BEGIN Records to process

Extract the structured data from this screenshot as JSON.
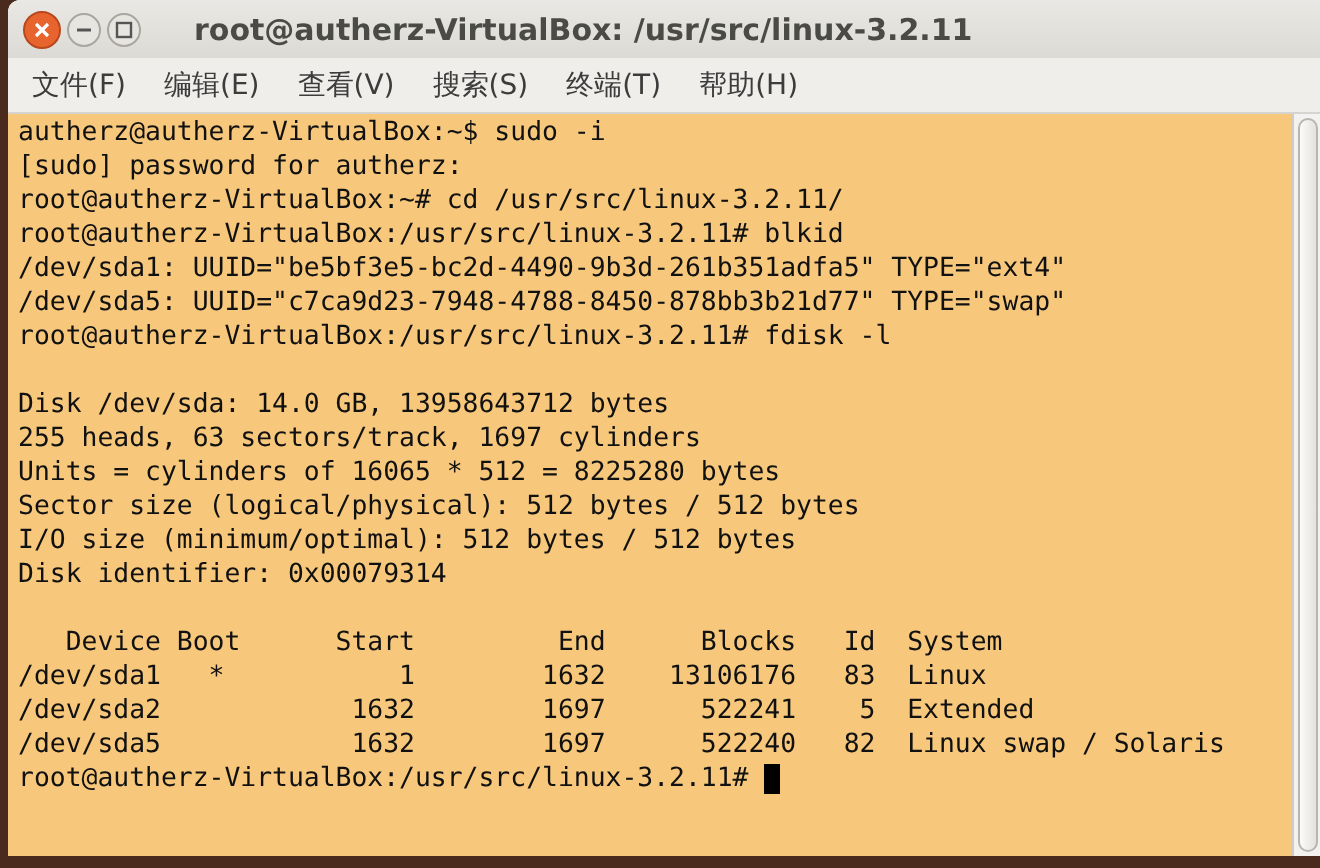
{
  "window": {
    "title": "root@autherz-VirtualBox: /usr/src/linux-3.2.11"
  },
  "menu": [
    "文件(F)",
    "编辑(E)",
    "查看(V)",
    "搜索(S)",
    "终端(T)",
    "帮助(H)"
  ],
  "terminal": {
    "cursor": true,
    "blocks": [
      [
        "autherz@autherz-VirtualBox:~$ sudo -i",
        "[sudo] password for autherz:",
        "root@autherz-VirtualBox:~# cd /usr/src/linux-3.2.11/",
        "root@autherz-VirtualBox:/usr/src/linux-3.2.11# blkid",
        "/dev/sda1: UUID=\"be5bf3e5-bc2d-4490-9b3d-261b351adfa5\" TYPE=\"ext4\"",
        "/dev/sda5: UUID=\"c7ca9d23-7948-4788-8450-878bb3b21d77\" TYPE=\"swap\"",
        "root@autherz-VirtualBox:/usr/src/linux-3.2.11# fdisk -l"
      ],
      [
        "Disk /dev/sda: 14.0 GB, 13958643712 bytes",
        "255 heads, 63 sectors/track, 1697 cylinders",
        "Units = cylinders of 16065 * 512 = 8225280 bytes",
        "Sector size (logical/physical): 512 bytes / 512 bytes",
        "I/O size (minimum/optimal): 512 bytes / 512 bytes",
        "Disk identifier: 0x00079314"
      ],
      [
        "   Device Boot      Start         End      Blocks   Id  System",
        "/dev/sda1   *           1        1632    13106176   83  Linux",
        "/dev/sda2            1632        1697      522241    5  Extended",
        "/dev/sda5            1632        1697      522240   82  Linux swap / Solaris",
        "root@autherz-VirtualBox:/usr/src/linux-3.2.11# "
      ]
    ]
  }
}
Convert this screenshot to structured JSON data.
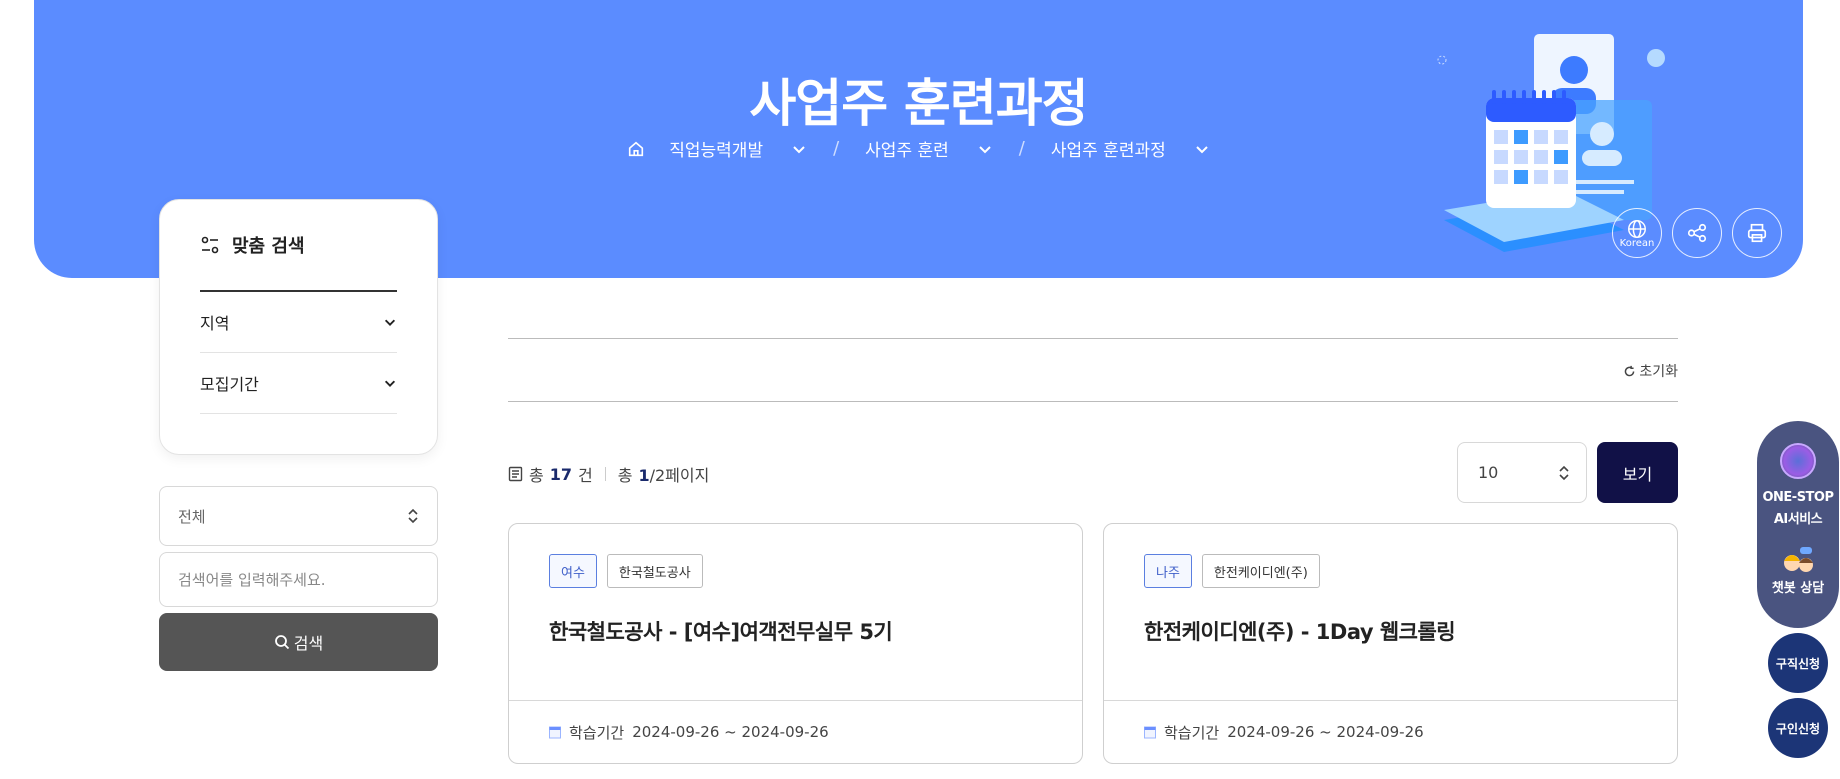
{
  "banner": {
    "title": "사업주 훈련과정",
    "breadcrumb": [
      "직업능력개발",
      "사업주 훈련",
      "사업주 훈련과정"
    ],
    "tools": {
      "language_label": "Korean"
    }
  },
  "filter": {
    "heading": "맞춤 검색",
    "rows": [
      "지역",
      "모집기간"
    ]
  },
  "search": {
    "select_value": "전체",
    "input_placeholder": "검색어를 입력해주세요.",
    "button_label": "검색"
  },
  "main": {
    "reset_label": "초기화",
    "count": {
      "prefix": "총",
      "total": "17",
      "unit": "건",
      "page_prefix": "총",
      "page_current": "1",
      "page_suffix": "/2페이지"
    },
    "per_page_value": "10",
    "view_button": "보기",
    "cards": [
      {
        "region": "여수",
        "org": "한국철도공사",
        "title": "한국철도공사 - [여수]여객전무실무 5기",
        "period_label": "학습기간",
        "period": "2024-09-26 ~ 2024-09-26"
      },
      {
        "region": "나주",
        "org": "한전케이디엔(주)",
        "title": "한전케이디엔(주) - 1Day 웹크롤링",
        "period_label": "학습기간",
        "period": "2024-09-26 ~ 2024-09-26"
      }
    ]
  },
  "floating": {
    "ai_line1": "ONE-STOP",
    "ai_line2": "AI서비스",
    "chat": "챗봇 상담",
    "job_seek": "구직신청",
    "job_offer": "구인신청"
  },
  "colors": {
    "banner": "#5b8cff",
    "view_button": "#111147",
    "search_button": "#555555",
    "float_bg": "#4a5480",
    "round_btn": "#1c3577"
  }
}
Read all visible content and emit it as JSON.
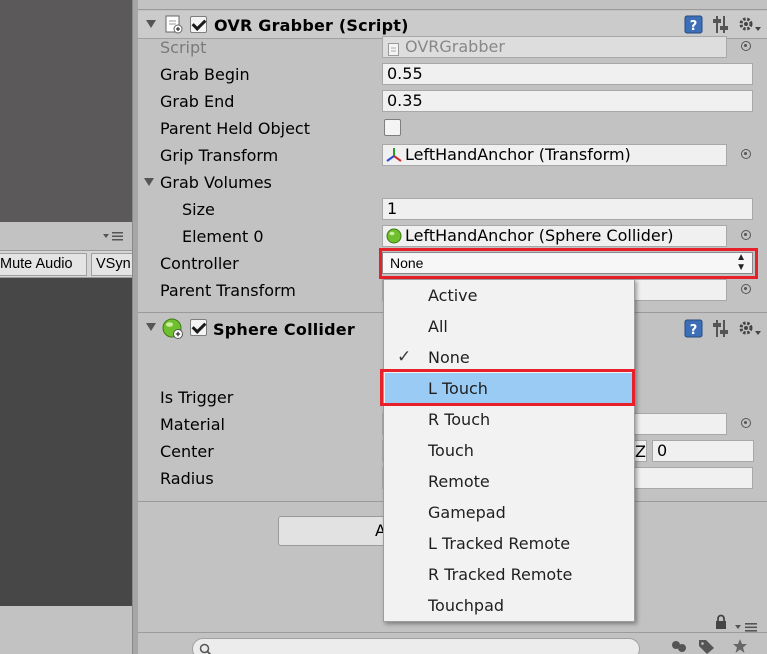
{
  "left_pane": {
    "mute_audio_label": "Mute Audio",
    "vsync_label": "VSyn"
  },
  "ovr_grabber": {
    "title": "OVR Grabber (Script)",
    "enabled": true,
    "fields": {
      "script_label": "Script",
      "script_value": "OVRGrabber",
      "grab_begin_label": "Grab Begin",
      "grab_begin_value": "0.55",
      "grab_end_label": "Grab End",
      "grab_end_value": "0.35",
      "parent_held_object_label": "Parent Held Object",
      "parent_held_object_checked": false,
      "grip_transform_label": "Grip Transform",
      "grip_transform_value": "LeftHandAnchor (Transform)",
      "grab_volumes_label": "Grab Volumes",
      "size_label": "Size",
      "size_value": "1",
      "element0_label": "Element 0",
      "element0_value": "LeftHandAnchor (Sphere Collider)",
      "controller_label": "Controller",
      "controller_value": "None",
      "parent_transform_label": "Parent Transform"
    }
  },
  "sphere_collider": {
    "title": "Sphere Collider",
    "enabled": true,
    "fields": {
      "is_trigger_label": "Is Trigger",
      "material_label": "Material",
      "center_label": "Center",
      "center_z_label": "Z",
      "center_z_value": "0",
      "radius_label": "Radius"
    }
  },
  "add_component_partial": "A",
  "dropdown": {
    "options": [
      "Active",
      "All",
      "None",
      "L Touch",
      "R Touch",
      "Touch",
      "Remote",
      "Gamepad",
      "L Tracked Remote",
      "R Tracked Remote",
      "Touchpad"
    ],
    "checked_option": "None",
    "highlighted_option": "L Touch"
  },
  "colors": {
    "highlight_blue": "#99cbf5",
    "annotation_red": "#e8202a"
  },
  "icons": [
    "script-icon",
    "help-icon",
    "presets-icon",
    "gear-icon",
    "target-icon",
    "transform-icon",
    "sphere-collider-icon",
    "lock-icon",
    "menu-icon",
    "search-icon",
    "layers-icon",
    "star-icon",
    "tag-icon"
  ]
}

END Records to process

Repeat the data above exactly, but not the pictures.

▸ **The result**
Extract the structured data from this screenshot as JSON.
{
  "window": {
    "title": "root@autherz-VirtualBox: /usr/src/linux-3.2.11"
  },
  "menu": [
    "文件(F)",
    "编辑(E)",
    "查看(V)",
    "搜索(S)",
    "终端(T)",
    "帮助(H)"
  ],
  "terminal": {
    "cursor": true,
    "blocks": [
      [
        "autherz@autherz-VirtualBox:~$ sudo -i",
        "[sudo] password for autherz:",
        "root@autherz-VirtualBox:~# cd /usr/src/linux-3.2.11/",
        "root@autherz-VirtualBox:/usr/src/linux-3.2.11# blkid",
        "/dev/sda1: UUID=\"be5bf3e5-bc2d-4490-9b3d-261b351adfa5\" TYPE=\"ext4\"",
        "/dev/sda5: UUID=\"c7ca9d23-7948-4788-8450-878bb3b21d77\" TYPE=\"swap\"",
        "root@autherz-VirtualBox:/usr/src/linux-3.2.11# fdisk -l"
      ],
      [
        "Disk /dev/sda: 14.0 GB, 13958643712 bytes",
        "255 heads, 63 sectors/track, 1697 cylinders",
        "Units = cylinders of 16065 * 512 = 8225280 bytes",
        "Sector size (logical/physical): 512 bytes / 512 bytes",
        "I/O size (minimum/optimal): 512 bytes / 512 bytes",
        "Disk identifier: 0x00079314"
      ],
      [
        "   Device Boot      Start         End      Blocks   Id  System",
        "/dev/sda1   *           1        1632    13106176   83  Linux",
        "/dev/sda2            1632        1697      522241    5  Extended",
        "/dev/sda5            1632        1697      522240   82  Linux swap / Solaris",
        "root@autherz-VirtualBox:/usr/src/linux-3.2.11# "
      ]
    ]
  }
}
Convert this screenshot to structured JSON data.
{
  "banner": {
    "title": "사업주 훈련과정",
    "breadcrumb": [
      "직업능력개발",
      "사업주 훈련",
      "사업주 훈련과정"
    ],
    "tools": {
      "language_label": "Korean"
    }
  },
  "filter": {
    "heading": "맞춤 검색",
    "rows": [
      "지역",
      "모집기간"
    ]
  },
  "search": {
    "select_value": "전체",
    "input_placeholder": "검색어를 입력해주세요.",
    "button_label": "검색"
  },
  "main": {
    "reset_label": "초기화",
    "count": {
      "prefix": "총",
      "total": "17",
      "unit": "건",
      "page_prefix": "총",
      "page_current": "1",
      "page_suffix": "/2페이지"
    },
    "per_page_value": "10",
    "view_button": "보기",
    "cards": [
      {
        "region": "여수",
        "org": "한국철도공사",
        "title": "한국철도공사 - [여수]여객전무실무 5기",
        "period_label": "학습기간",
        "period": "2024-09-26 ~ 2024-09-26"
      },
      {
        "region": "나주",
        "org": "한전케이디엔(주)",
        "title": "한전케이디엔(주) - 1Day 웹크롤링",
        "period_label": "학습기간",
        "period": "2024-09-26 ~ 2024-09-26"
      }
    ]
  },
  "floating": {
    "ai_line1": "ONE-STOP",
    "ai_line2": "AI서비스",
    "chat": "챗봇 상담",
    "job_seek": "구직신청",
    "job_offer": "구인신청"
  },
  "colors": {
    "banner": "#5b8cff",
    "view_button": "#111147",
    "search_button": "#555555",
    "float_bg": "#4a5480",
    "round_btn": "#1c3577"
  }
}
Read all visible content and emit it as JSON.
{
  "left_pane": {
    "mute_audio_label": "Mute Audio",
    "vsync_label": "VSyn"
  },
  "ovr_grabber": {
    "title": "OVR Grabber (Script)",
    "enabled": true,
    "fields": {
      "script_label": "Script",
      "script_value": "OVRGrabber",
      "grab_begin_label": "Grab Begin",
      "grab_begin_value": "0.55",
      "grab_end_label": "Grab End",
      "grab_end_value": "0.35",
      "parent_held_object_label": "Parent Held Object",
      "parent_held_object_checked": false,
      "grip_transform_label": "Grip Transform",
      "grip_transform_value": "LeftHandAnchor (Transform)",
      "grab_volumes_label": "Grab Volumes",
      "size_label": "Size",
      "size_value": "1",
      "element0_label": "Element 0",
      "element0_value": "LeftHandAnchor (Sphere Collider)",
      "controller_label": "Controller",
      "controller_value": "None",
      "parent_transform_label": "Parent Transform"
    }
  },
  "sphere_collider": {
    "title": "Sphere Collider",
    "enabled": true,
    "fields": {
      "is_trigger_label": "Is Trigger",
      "material_label": "Material",
      "center_label": "Center",
      "center_z_label": "Z",
      "center_z_value": "0",
      "radius_label": "Radius"
    }
  },
  "add_component_partial": "A",
  "dropdown": {
    "options": [
      "Active",
      "All",
      "None",
      "L Touch",
      "R Touch",
      "Touch",
      "Remote",
      "Gamepad",
      "L Tracked Remote",
      "R Tracked Remote",
      "Touchpad"
    ],
    "checked_option": "None",
    "highlighted_option": "L Touch"
  },
  "colors": {
    "highlight_blue": "#99cbf5",
    "annotation_red": "#e8202a"
  },
  "icons": [
    "script-icon",
    "help-icon",
    "presets-icon",
    "gear-icon",
    "target-icon",
    "transform-icon",
    "sphere-collider-icon",
    "lock-icon",
    "menu-icon",
    "search-icon",
    "layers-icon",
    "star-icon",
    "tag-icon"
  ]
}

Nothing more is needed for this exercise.